PROBLEM TO SOLVE
Convert each line of the rows below into a JSON list of strings, one string per line, with blank lines dropped. Leave the pictures out of the list.

— Start DATASET EXTRACT —

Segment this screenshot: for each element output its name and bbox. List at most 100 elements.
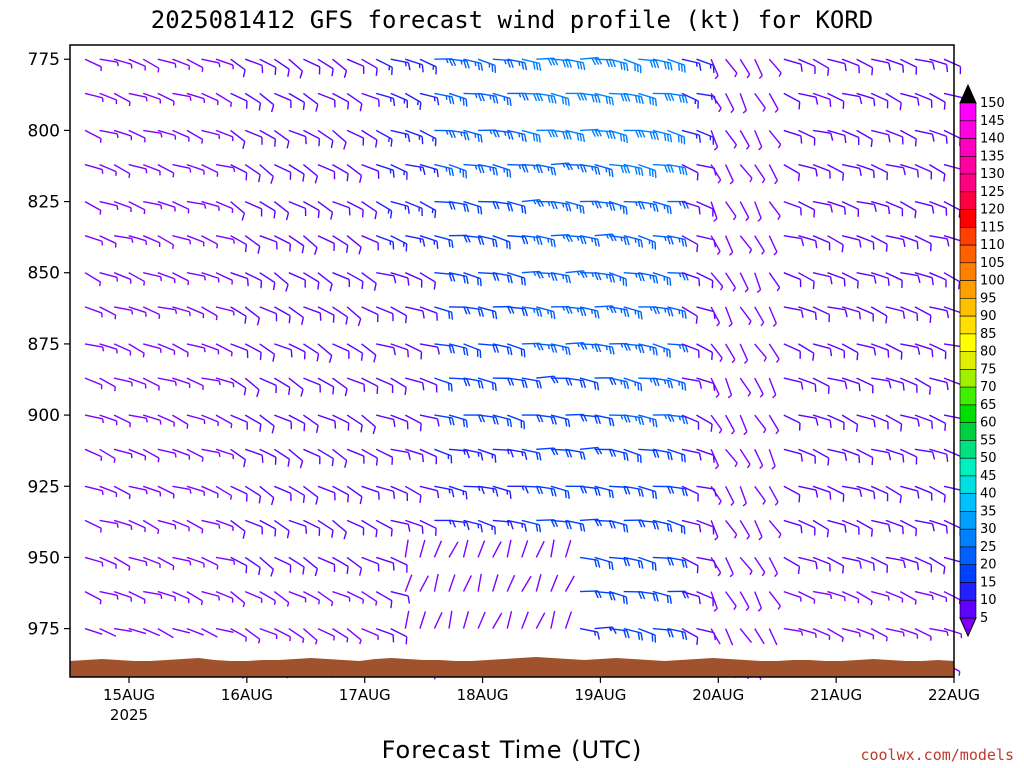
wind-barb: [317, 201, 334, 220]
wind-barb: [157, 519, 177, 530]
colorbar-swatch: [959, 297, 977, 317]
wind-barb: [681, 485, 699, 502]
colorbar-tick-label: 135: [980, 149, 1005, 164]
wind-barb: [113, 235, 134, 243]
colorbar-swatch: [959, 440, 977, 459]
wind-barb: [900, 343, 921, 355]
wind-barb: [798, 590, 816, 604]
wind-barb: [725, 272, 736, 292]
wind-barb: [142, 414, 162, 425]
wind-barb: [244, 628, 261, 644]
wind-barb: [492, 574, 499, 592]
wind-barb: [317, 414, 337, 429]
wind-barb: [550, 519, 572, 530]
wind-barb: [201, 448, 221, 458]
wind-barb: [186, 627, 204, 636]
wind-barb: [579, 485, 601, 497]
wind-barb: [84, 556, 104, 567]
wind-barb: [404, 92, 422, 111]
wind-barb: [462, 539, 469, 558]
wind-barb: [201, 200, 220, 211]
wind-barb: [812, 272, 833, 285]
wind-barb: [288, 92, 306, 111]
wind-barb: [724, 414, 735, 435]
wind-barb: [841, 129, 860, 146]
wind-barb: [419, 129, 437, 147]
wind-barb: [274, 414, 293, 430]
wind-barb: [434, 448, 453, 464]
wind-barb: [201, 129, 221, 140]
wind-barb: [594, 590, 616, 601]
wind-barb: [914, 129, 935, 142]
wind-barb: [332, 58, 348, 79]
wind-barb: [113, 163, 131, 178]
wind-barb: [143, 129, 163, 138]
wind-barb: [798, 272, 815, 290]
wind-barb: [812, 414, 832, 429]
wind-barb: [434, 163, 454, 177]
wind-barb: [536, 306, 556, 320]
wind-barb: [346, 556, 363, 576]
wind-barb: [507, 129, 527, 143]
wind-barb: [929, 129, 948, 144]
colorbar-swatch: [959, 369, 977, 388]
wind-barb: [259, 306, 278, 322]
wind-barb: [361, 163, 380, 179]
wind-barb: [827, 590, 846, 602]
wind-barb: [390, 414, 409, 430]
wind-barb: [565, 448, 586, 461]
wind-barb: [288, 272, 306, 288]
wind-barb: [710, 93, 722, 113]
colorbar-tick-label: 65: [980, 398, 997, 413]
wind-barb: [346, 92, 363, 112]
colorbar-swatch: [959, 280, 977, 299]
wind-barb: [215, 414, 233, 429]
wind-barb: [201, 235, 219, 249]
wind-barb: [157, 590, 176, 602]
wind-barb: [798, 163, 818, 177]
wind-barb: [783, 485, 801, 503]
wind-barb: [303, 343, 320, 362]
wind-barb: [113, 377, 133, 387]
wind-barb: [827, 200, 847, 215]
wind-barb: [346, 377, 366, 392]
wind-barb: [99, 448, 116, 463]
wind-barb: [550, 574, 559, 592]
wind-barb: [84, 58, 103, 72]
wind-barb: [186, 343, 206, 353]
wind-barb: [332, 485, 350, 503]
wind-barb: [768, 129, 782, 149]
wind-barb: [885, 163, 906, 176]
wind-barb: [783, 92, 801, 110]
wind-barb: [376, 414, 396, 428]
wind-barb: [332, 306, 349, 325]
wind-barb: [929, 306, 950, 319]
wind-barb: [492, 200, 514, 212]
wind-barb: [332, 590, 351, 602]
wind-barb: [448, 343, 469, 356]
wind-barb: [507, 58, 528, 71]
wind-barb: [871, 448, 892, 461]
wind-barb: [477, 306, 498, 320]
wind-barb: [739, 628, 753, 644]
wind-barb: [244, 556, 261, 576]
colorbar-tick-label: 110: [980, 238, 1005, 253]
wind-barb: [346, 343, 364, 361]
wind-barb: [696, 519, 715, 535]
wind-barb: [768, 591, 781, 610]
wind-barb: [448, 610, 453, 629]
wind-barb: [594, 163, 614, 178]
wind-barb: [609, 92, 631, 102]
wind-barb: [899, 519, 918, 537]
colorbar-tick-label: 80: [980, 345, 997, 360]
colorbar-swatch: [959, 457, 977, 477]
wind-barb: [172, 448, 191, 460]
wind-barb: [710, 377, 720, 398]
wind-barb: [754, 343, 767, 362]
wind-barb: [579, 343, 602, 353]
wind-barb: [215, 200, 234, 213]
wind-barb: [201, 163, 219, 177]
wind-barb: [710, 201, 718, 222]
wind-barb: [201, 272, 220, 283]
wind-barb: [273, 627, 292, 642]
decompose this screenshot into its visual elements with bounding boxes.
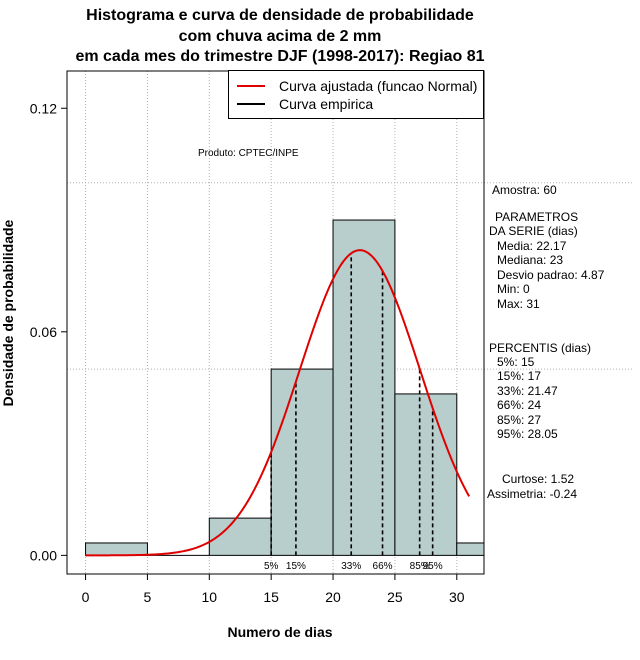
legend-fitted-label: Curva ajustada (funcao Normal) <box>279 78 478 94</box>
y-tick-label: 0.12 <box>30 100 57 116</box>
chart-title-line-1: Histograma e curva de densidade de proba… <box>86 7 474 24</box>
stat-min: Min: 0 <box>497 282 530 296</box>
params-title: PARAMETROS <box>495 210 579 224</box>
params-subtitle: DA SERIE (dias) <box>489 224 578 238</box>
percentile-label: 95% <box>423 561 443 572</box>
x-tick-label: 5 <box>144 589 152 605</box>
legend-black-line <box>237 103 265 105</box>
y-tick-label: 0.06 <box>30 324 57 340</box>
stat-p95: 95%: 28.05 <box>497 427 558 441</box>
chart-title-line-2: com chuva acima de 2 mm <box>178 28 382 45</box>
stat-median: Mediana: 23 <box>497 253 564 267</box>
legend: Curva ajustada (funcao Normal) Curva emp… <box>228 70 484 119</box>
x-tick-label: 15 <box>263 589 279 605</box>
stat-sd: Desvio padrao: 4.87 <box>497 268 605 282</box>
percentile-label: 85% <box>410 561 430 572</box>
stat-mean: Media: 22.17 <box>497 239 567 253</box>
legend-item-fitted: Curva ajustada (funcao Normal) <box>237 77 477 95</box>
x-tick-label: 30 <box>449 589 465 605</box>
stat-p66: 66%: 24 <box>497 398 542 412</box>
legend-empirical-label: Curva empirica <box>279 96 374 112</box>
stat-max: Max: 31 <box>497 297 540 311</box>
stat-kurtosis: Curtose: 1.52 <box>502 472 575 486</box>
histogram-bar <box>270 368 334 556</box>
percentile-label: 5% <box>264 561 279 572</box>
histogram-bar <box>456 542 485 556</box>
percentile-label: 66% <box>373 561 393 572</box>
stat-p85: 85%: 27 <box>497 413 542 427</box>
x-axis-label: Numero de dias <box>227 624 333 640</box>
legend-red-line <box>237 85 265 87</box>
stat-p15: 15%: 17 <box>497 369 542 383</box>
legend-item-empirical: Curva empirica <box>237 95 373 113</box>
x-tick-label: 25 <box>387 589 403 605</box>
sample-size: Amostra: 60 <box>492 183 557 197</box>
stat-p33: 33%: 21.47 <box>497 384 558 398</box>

— End DATASET EXTRACT —

RESULT
[
  "Segment this screenshot: for each element output its name and bbox. List at most 100 elements.",
  "wind-barb: [317, 201, 334, 220]",
  "wind-barb: [157, 519, 177, 530]",
  "colorbar-swatch: [959, 297, 977, 317]",
  "wind-barb: [681, 485, 699, 502]",
  "colorbar-tick-label: 135: [980, 149, 1005, 164]",
  "wind-barb: [113, 235, 134, 243]",
  "colorbar-swatch: [959, 440, 977, 459]",
  "wind-barb: [900, 343, 921, 355]",
  "wind-barb: [798, 590, 816, 604]",
  "wind-barb: [725, 272, 736, 292]",
  "wind-barb: [142, 414, 162, 425]",
  "wind-barb: [244, 628, 261, 644]",
  "wind-barb: [492, 574, 499, 592]",
  "wind-barb: [317, 414, 337, 429]",
  "wind-barb: [550, 519, 572, 530]",
  "wind-barb: [201, 448, 221, 458]",
  "wind-barb: [186, 627, 204, 636]",
  "wind-barb: [579, 485, 601, 497]",
  "wind-barb: [84, 556, 104, 567]",
  "wind-barb: [404, 92, 422, 111]",
  "wind-barb: [462, 539, 469, 558]",
  "wind-barb: [201, 200, 220, 211]",
  "wind-barb: [812, 272, 833, 285]",
  "wind-barb: [288, 92, 306, 111]",
  "wind-barb: [724, 414, 735, 435]",
  "wind-barb: [841, 129, 860, 146]",
  "wind-barb: [419, 129, 437, 147]",
  "wind-barb: [274, 414, 293, 430]",
  "wind-barb: [434, 448, 453, 464]",
  "wind-barb: [201, 129, 221, 140]",
  "wind-barb: [594, 590, 616, 601]",
  "wind-barb: [914, 129, 935, 142]",
  "wind-barb: [332, 58, 348, 79]",
  "wind-barb: [113, 163, 131, 178]",
  "wind-barb: [143, 129, 163, 138]",
  "wind-barb: [798, 272, 815, 290]",
  "wind-barb: [812, 414, 832, 429]",
  "wind-barb: [434, 163, 454, 177]",
  "wind-barb: [536, 306, 556, 320]",
  "wind-barb: [346, 556, 363, 576]",
  "wind-barb: [507, 129, 527, 143]",
  "wind-barb: [929, 129, 948, 144]",
  "colorbar-swatch: [959, 369, 977, 388]",
  "wind-barb: [259, 306, 278, 322]",
  "wind-barb: [361, 163, 380, 179]",
  "wind-barb: [827, 590, 846, 602]",
  "wind-barb: [390, 414, 409, 430]",
  "wind-barb: [565, 448, 586, 461]",
  "wind-barb: [288, 272, 306, 288]",
  "wind-barb: [710, 93, 722, 113]",
  "colorbar-tick-label: 65: [980, 398, 997, 413]",
  "wind-barb: [346, 92, 363, 112]",
  "colorbar-swatch: [959, 280, 977, 299]",
  "wind-barb: [215, 414, 233, 429]",
  "wind-barb: [201, 235, 219, 249]",
  "wind-barb: [157, 590, 176, 602]",
  "wind-barb: [798, 163, 818, 177]",
  "wind-barb: [783, 485, 801, 503]",
  "wind-barb: [303, 343, 320, 362]",
  "wind-barb: [113, 377, 133, 387]",
  "wind-barb: [827, 200, 847, 215]",
  "wind-barb: [346, 377, 366, 392]",
  "wind-barb: [99, 448, 116, 463]",
  "wind-barb: [550, 574, 559, 592]",
  "wind-barb: [84, 58, 103, 72]",
  "wind-barb: [186, 343, 206, 353]",
  "wind-barb: [332, 485, 350, 503]",
  "wind-barb: [768, 129, 782, 149]",
  "wind-barb: [885, 163, 906, 176]",
  "wind-barb: [783, 92, 801, 110]",
  "wind-barb: [376, 414, 396, 428]",
  "wind-barb: [332, 306, 349, 325]",
  "wind-barb: [929, 306, 950, 319]",
  "wind-barb: [492, 200, 514, 212]",
  "wind-barb: [332, 590, 351, 602]",
  "wind-barb: [448, 343, 469, 356]",
  "wind-barb: [507, 58, 528, 71]",
  "wind-barb: [871, 448, 892, 461]",
  "wind-barb: [477, 306, 498, 320]",
  "wind-barb: [739, 628, 753, 644]",
  "wind-barb: [244, 556, 261, 576]",
  "colorbar-tick-label: 110: [980, 238, 1005, 253]",
  "wind-barb: [346, 343, 364, 361]",
  "wind-barb: [696, 519, 715, 535]",
  "wind-barb: [768, 591, 781, 610]",
  "wind-barb: [448, 610, 453, 629]",
  "wind-barb: [594, 163, 614, 178]",
  "wind-barb: [609, 92, 631, 102]",
  "wind-barb: [899, 519, 918, 537]",
  "colorbar-tick-label: 80: [980, 345, 997, 360]",
  "colorbar-swatch: [959, 457, 977, 477]",
  "wind-barb: [172, 448, 191, 460]",
  "wind-barb: [710, 377, 720, 398]",
  "wind-barb: [754, 343, 767, 362]",
  "wind-barb: [579, 343, 602, 353]",
  "wind-barb: [215, 200, 234, 213]",
  "wind-barb: [201, 163, 219, 177]",
  "wind-barb: [710, 201, 718, 222]",
  "wind-barb: [201, 272, 220, 283]",
  "wind-barb: [273, 627, 292, 642]",
  "decompose this screenshot into its visual elements with bounding boxes.",
  "legend-fitted-label: Curva ajustada (funcao Normal) <box>279 78 478 94</box>",
  "y-tick-label: 0.12 <box>30 100 57 116</box>",
  "chart-title-line-1: Histograma e curva de densidade de proba… <box>86 7 474 24</box>",
  "stat-min: Min: 0 <box>497 282 530 296</box>",
  "params-title: PARAMETROS <box>495 210 579 224</box>",
  "params-subtitle: DA SERIE (dias) <box>489 224 578 238</box>",
  "percentile-label: 95% <box>423 561 443 572</box>",
  "x-tick-label: 5 <box>144 589 152 605</box>",
  "legend-black-line <box>237 103 265 105</box>",
  "y-tick-label: 0.06 <box>30 324 57 340</box>",
  "stat-p95: 95%: 28.05 <box>497 427 558 441</box>",
  "chart-title-line-2: com chuva acima de 2 mm <box>178 28 382 45</box>",
  "stat-median: Mediana: 23 <box>497 253 564 267</box>",
  "legend: Curva ajustada (funcao Normal) Curva emp… <box>228 70 484 119</box>",
  "x-tick-label: 15 <box>263 589 279 605</box>",
  "stat-sd: Desvio padrao: 4.87 <box>497 268 605 282</box>",
  "percentile-label: 85% <box>410 561 430 572</box>",
  "stat-mean: Media: 22.17 <box>497 239 567 253</box>",
  "legend-item-fitted: Curva ajustada (funcao Normal) <box>237 77 477 95</box>",
  "x-tick-label: 30 <box>449 589 465 605</box>",
  "stat-p66: 66%: 24 <box>497 398 542 412</box>",
  "legend-empirical-label: Curva empirica <box>279 96 374 112</box>",
  "stat-max: Max: 31 <box>497 297 540 311</box>",
  "stat-kurtosis: Curtose: 1.52 <box>502 472 575 486</box>",
  "histogram-bar <box>270 368 334 556</box>",
  "percentile-label: 5% <box>264 561 279 572</box>",
  "histogram-bar <box>456 542 485 556</box>",
  "percentile-label: 66% <box>373 561 393 572</box>",
  "stat-p85: 85%: 27 <box>497 413 542 427</box>",
  "x-axis-label: Numero de dias <box>227 624 333 640</box>",
  "legend-red-line <box>237 85 265 87</box>",
  "stat-p15: 15%: 17 <box>497 369 542 383</box>",
  "legend-item-empirical: Curva empirica <box>237 95 373 113</box>",
  "x-tick-label: 25 <box>387 589 403 605</box>",
  "sample-size: Amostra: 60 <box>492 183 557 197</box>",
  "stat-p33: 33%: 21.47 <box>497 384 558 398</box>"
]